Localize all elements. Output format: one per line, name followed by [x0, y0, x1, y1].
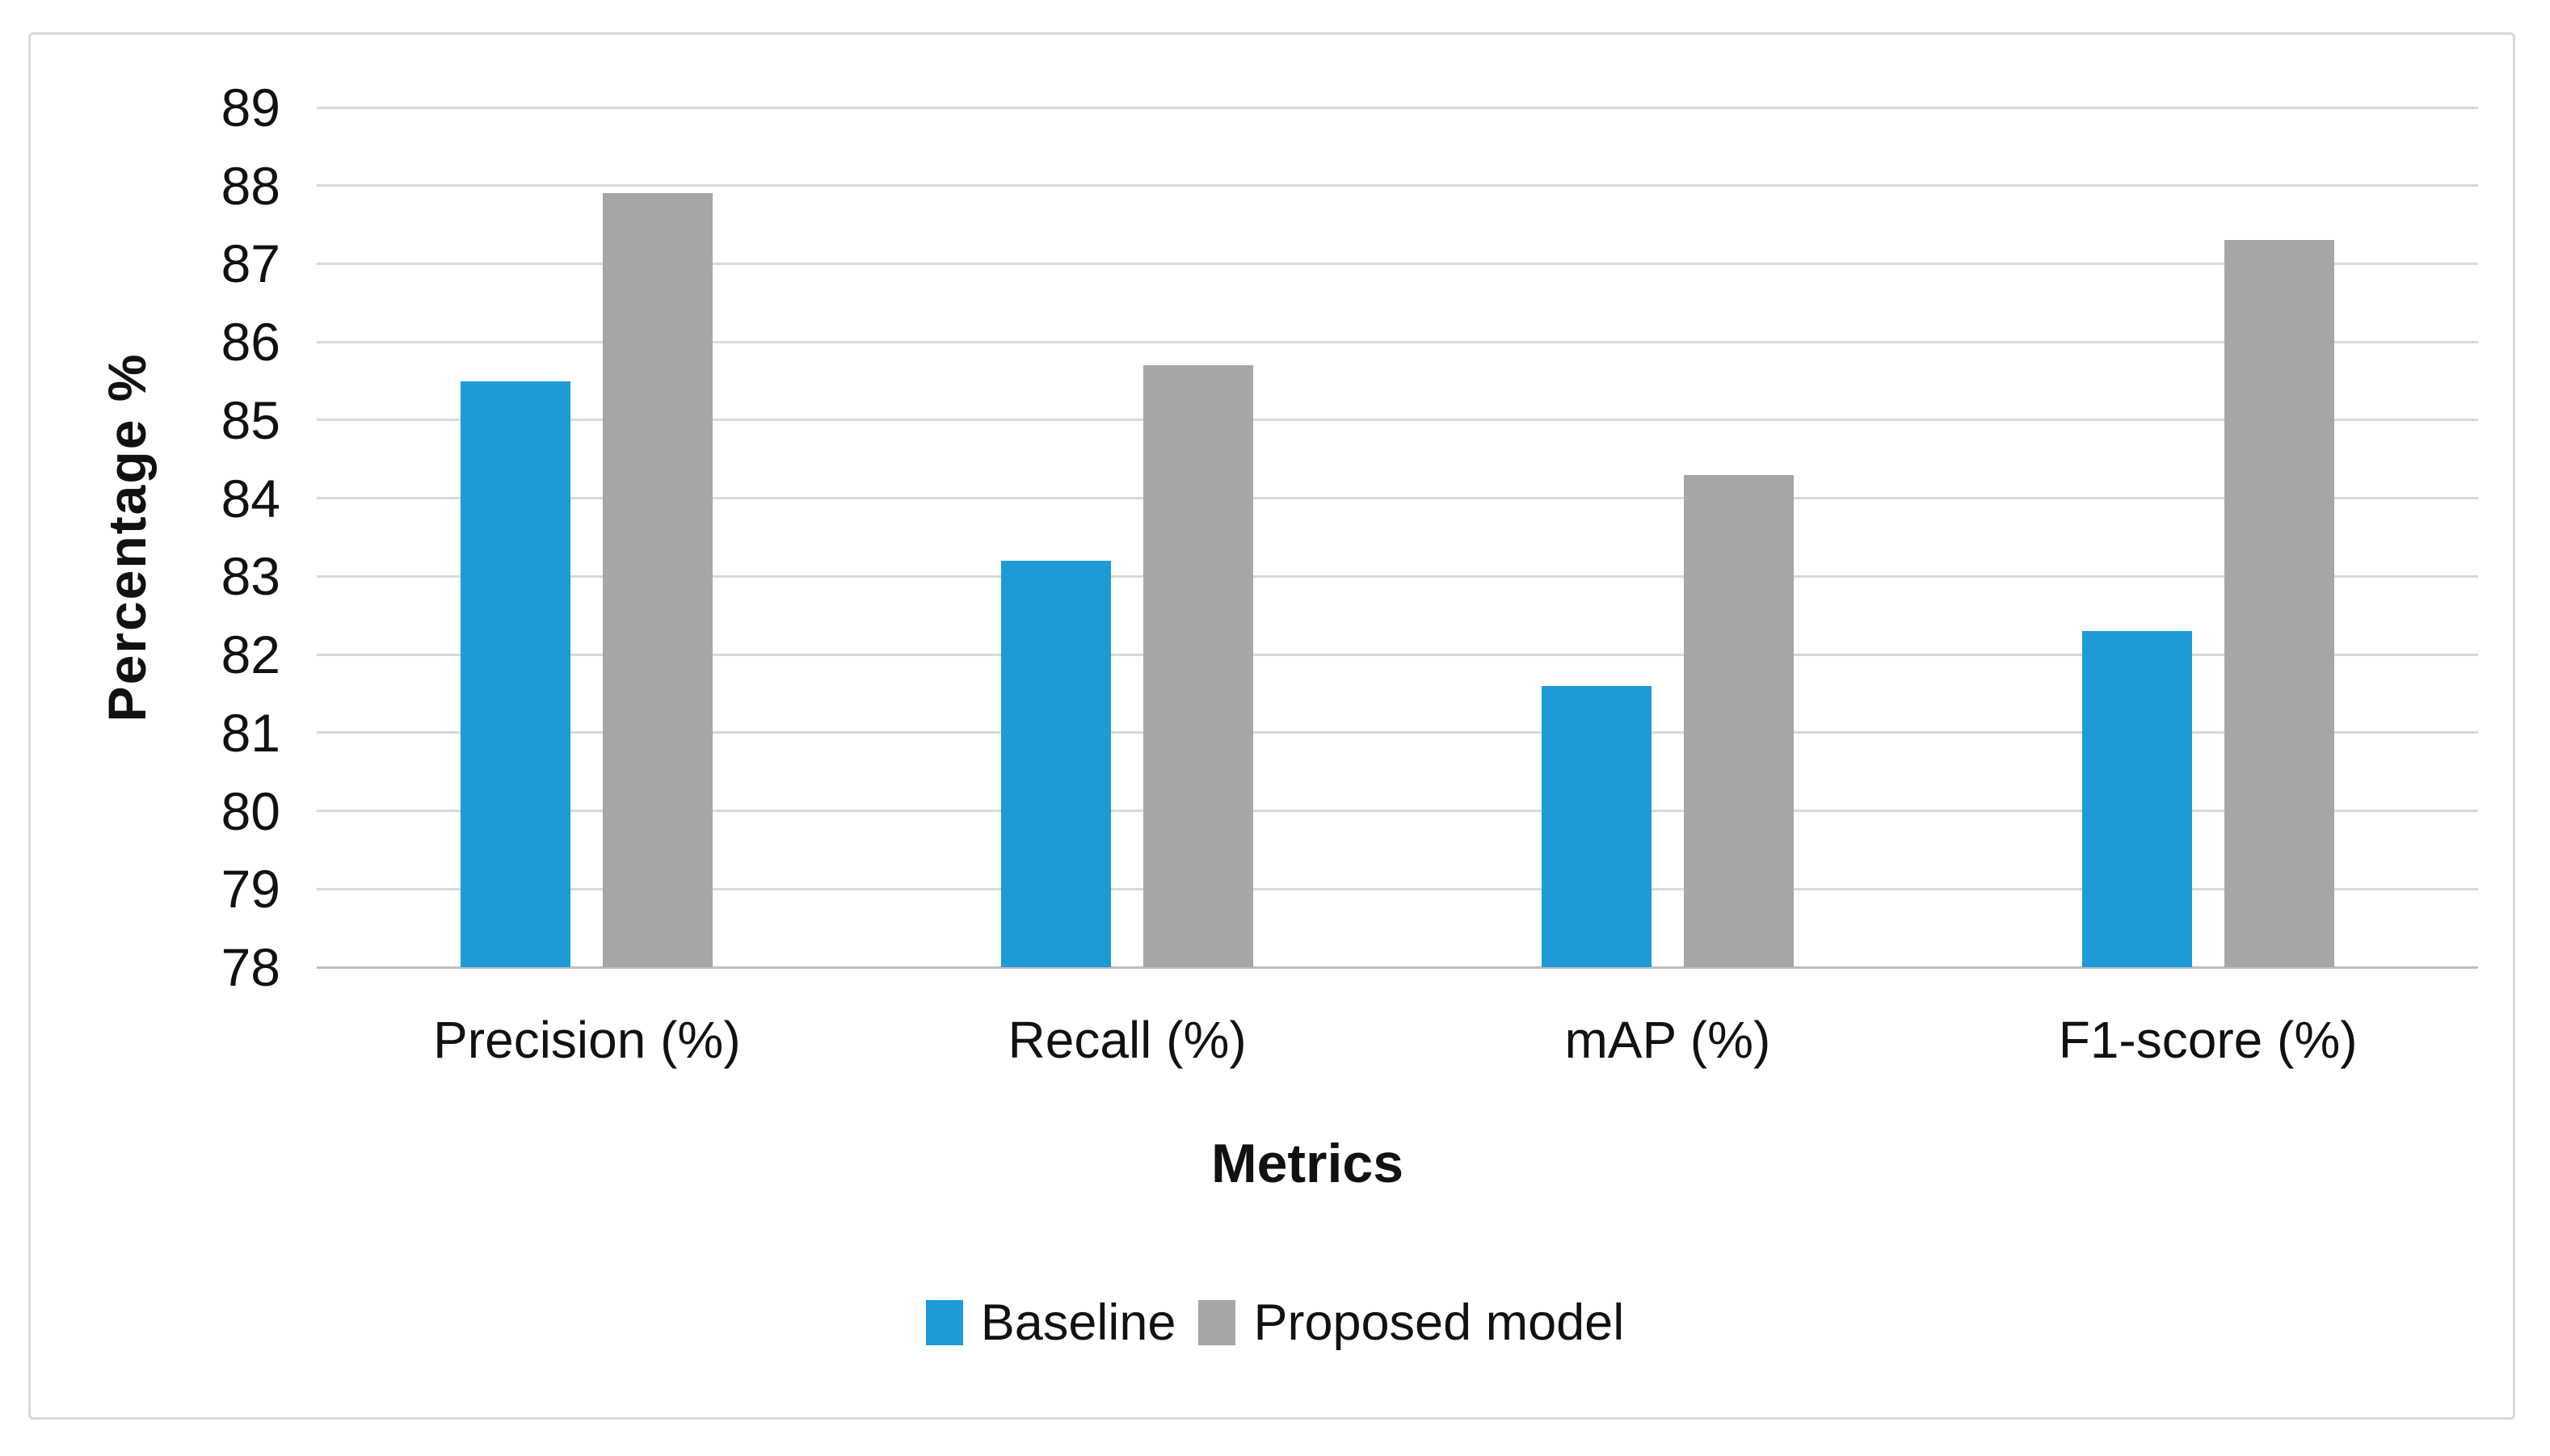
gridline	[317, 497, 2478, 500]
x-axis-category-labels: Precision (%) Recall (%) mAP (%) F1-score (…	[317, 1008, 2478, 1076]
legend-label-proposed-model: Proposed model	[1253, 1294, 1625, 1351]
legend: Baseline Proposed model	[0, 1286, 2550, 1359]
plot-area: 78 79 80 81 82 83 84 85 86 87 88 89	[221, 78, 2478, 997]
x-category-label-recall: Recall (%)	[1008, 1011, 1247, 1069]
y-tick-label: 84	[221, 468, 280, 528]
x-axis-title: Metrics	[1210, 1133, 1404, 1194]
y-tick-label: 83	[221, 546, 280, 607]
gridline	[317, 653, 2478, 656]
bar-proposed-model-f1-score	[2224, 240, 2334, 967]
bar-baseline-precision	[461, 381, 571, 967]
gridline	[317, 810, 2478, 813]
x-category-label-precision: Precision (%)	[433, 1011, 741, 1069]
y-tick-label: 78	[221, 937, 280, 997]
bar-baseline-recall	[1001, 561, 1112, 967]
x-category-label-f1-score: F1-score (%)	[2058, 1011, 2358, 1069]
y-tick-label: 82	[221, 625, 280, 685]
bar-proposed-model-precision	[603, 193, 713, 967]
y-tick-label: 80	[221, 781, 280, 841]
gridline	[317, 184, 2478, 187]
bar-proposed-model-recall	[1143, 365, 1254, 967]
gridline	[317, 340, 2478, 343]
y-tick-label: 88	[221, 155, 280, 216]
figure-frame	[28, 32, 2515, 1420]
x-category-label-map: mAP (%)	[1564, 1011, 1771, 1069]
legend-swatch-proposed-model	[1198, 1300, 1236, 1345]
legend-swatch-baseline	[925, 1300, 963, 1345]
y-tick-label: 79	[221, 859, 280, 919]
legend-item-baseline: Baseline	[925, 1290, 1176, 1355]
legend-item-proposed-model: Proposed model	[1198, 1290, 1624, 1355]
y-tick-label: 81	[221, 702, 280, 763]
y-tick-label: 85	[221, 389, 280, 450]
gridline	[317, 574, 2478, 578]
y-tick-label: 86	[221, 312, 280, 372]
gridline	[317, 731, 2478, 734]
y-tick-label: 89	[221, 78, 280, 137]
gridline	[317, 106, 2478, 109]
bar-proposed-model-map	[1683, 474, 1794, 967]
y-tick-label: 87	[221, 234, 280, 294]
gridline	[317, 887, 2478, 890]
bar-baseline-f1-score	[2081, 631, 2192, 967]
bar-baseline-map	[1541, 685, 1652, 967]
x-axis-line	[317, 966, 2478, 969]
gridline	[317, 419, 2478, 422]
gridline	[317, 262, 2478, 265]
legend-label-baseline: Baseline	[980, 1294, 1176, 1351]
^^^^^^^^
**Directive**
Copy the listing above line for line, without any change, and leave out the picture.

**Response for this exercise**
Localize all elements. Output format: one per line, name followed by [x0, y0, x1, y1].
gridline	[317, 497, 2478, 500]
x-axis-category-labels: Precision (%) Recall (%) mAP (%) F1-score (…	[317, 1008, 2478, 1076]
legend-label-proposed-model: Proposed model	[1253, 1294, 1625, 1351]
legend: Baseline Proposed model	[0, 1286, 2550, 1359]
plot-area: 78 79 80 81 82 83 84 85 86 87 88 89	[221, 78, 2478, 997]
x-category-label-recall: Recall (%)	[1008, 1011, 1247, 1069]
y-tick-label: 84	[221, 468, 280, 528]
x-axis-title: Metrics	[1210, 1133, 1404, 1194]
y-tick-label: 83	[221, 546, 280, 607]
gridline	[317, 653, 2478, 656]
bar-proposed-model-f1-score	[2224, 240, 2334, 967]
bar-baseline-precision	[461, 381, 571, 967]
gridline	[317, 810, 2478, 813]
x-category-label-precision: Precision (%)	[433, 1011, 741, 1069]
y-tick-label: 78	[221, 937, 280, 997]
bar-baseline-recall	[1001, 561, 1112, 967]
x-category-label-f1-score: F1-score (%)	[2058, 1011, 2358, 1069]
y-tick-label: 82	[221, 625, 280, 685]
bar-proposed-model-precision	[603, 193, 713, 967]
y-tick-label: 80	[221, 781, 280, 841]
gridline	[317, 184, 2478, 187]
bar-proposed-model-recall	[1143, 365, 1254, 967]
gridline	[317, 340, 2478, 343]
y-tick-label: 88	[221, 155, 280, 216]
figure-frame	[28, 32, 2515, 1420]
x-category-label-map: mAP (%)	[1564, 1011, 1771, 1069]
legend-swatch-proposed-model	[1198, 1300, 1236, 1345]
legend-swatch-baseline	[925, 1300, 963, 1345]
y-tick-label: 79	[221, 859, 280, 919]
legend-item-baseline: Baseline	[925, 1290, 1176, 1355]
legend-item-proposed-model: Proposed model	[1198, 1290, 1624, 1355]
y-tick-label: 81	[221, 702, 280, 763]
y-tick-label: 85	[221, 389, 280, 450]
gridline	[317, 574, 2478, 578]
y-tick-label: 86	[221, 312, 280, 372]
gridline	[317, 731, 2478, 734]
y-tick-label: 89	[221, 78, 280, 137]
gridline	[317, 106, 2478, 109]
bar-proposed-model-map	[1683, 474, 1794, 967]
y-tick-label: 87	[221, 234, 280, 294]
gridline	[317, 887, 2478, 890]
bar-baseline-f1-score	[2081, 631, 2192, 967]
bar-baseline-map	[1541, 685, 1652, 967]
x-axis-line	[317, 966, 2478, 969]
gridline	[317, 419, 2478, 422]
gridline	[317, 262, 2478, 265]
legend-label-baseline: Baseline	[980, 1294, 1176, 1351]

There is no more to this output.